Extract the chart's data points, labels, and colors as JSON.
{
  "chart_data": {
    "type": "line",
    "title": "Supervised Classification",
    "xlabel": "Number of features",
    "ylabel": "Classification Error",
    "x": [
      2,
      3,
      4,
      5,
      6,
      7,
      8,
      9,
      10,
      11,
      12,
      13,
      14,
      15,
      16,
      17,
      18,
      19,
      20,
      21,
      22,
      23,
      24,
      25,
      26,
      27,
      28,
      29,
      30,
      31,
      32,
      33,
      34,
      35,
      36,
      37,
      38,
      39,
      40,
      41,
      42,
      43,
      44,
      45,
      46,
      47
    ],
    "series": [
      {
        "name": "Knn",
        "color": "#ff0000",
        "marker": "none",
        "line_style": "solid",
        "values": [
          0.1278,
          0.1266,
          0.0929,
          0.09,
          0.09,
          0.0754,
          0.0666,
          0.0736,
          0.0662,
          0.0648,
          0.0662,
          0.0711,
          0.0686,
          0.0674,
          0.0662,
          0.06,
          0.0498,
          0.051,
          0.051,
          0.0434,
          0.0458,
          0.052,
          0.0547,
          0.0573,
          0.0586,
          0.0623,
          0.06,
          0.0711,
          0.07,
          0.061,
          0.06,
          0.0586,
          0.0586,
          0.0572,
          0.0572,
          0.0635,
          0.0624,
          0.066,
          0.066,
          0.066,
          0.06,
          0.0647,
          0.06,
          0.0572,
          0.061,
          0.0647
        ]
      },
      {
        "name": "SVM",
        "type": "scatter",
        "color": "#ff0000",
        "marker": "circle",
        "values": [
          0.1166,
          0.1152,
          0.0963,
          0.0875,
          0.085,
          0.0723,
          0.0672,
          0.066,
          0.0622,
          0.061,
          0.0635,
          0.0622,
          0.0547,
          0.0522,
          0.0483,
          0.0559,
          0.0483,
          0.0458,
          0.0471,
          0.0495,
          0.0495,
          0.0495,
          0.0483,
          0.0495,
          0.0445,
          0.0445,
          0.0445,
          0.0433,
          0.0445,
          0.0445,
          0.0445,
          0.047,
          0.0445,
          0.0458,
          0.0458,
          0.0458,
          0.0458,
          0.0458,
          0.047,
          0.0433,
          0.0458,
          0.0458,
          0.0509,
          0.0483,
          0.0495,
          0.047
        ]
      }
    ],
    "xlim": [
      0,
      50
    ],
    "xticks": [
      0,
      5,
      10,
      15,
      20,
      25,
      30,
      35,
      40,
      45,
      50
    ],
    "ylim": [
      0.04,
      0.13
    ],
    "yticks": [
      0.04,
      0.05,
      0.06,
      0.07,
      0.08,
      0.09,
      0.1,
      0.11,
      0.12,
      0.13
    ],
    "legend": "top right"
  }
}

━━━━━━━━━━

(Your instructions): Search the data above for the string "Classification" and return every line that has it.

(Answer to the problem):
    "title": "Supervised Classification",
    "ylabel": "Classification Error",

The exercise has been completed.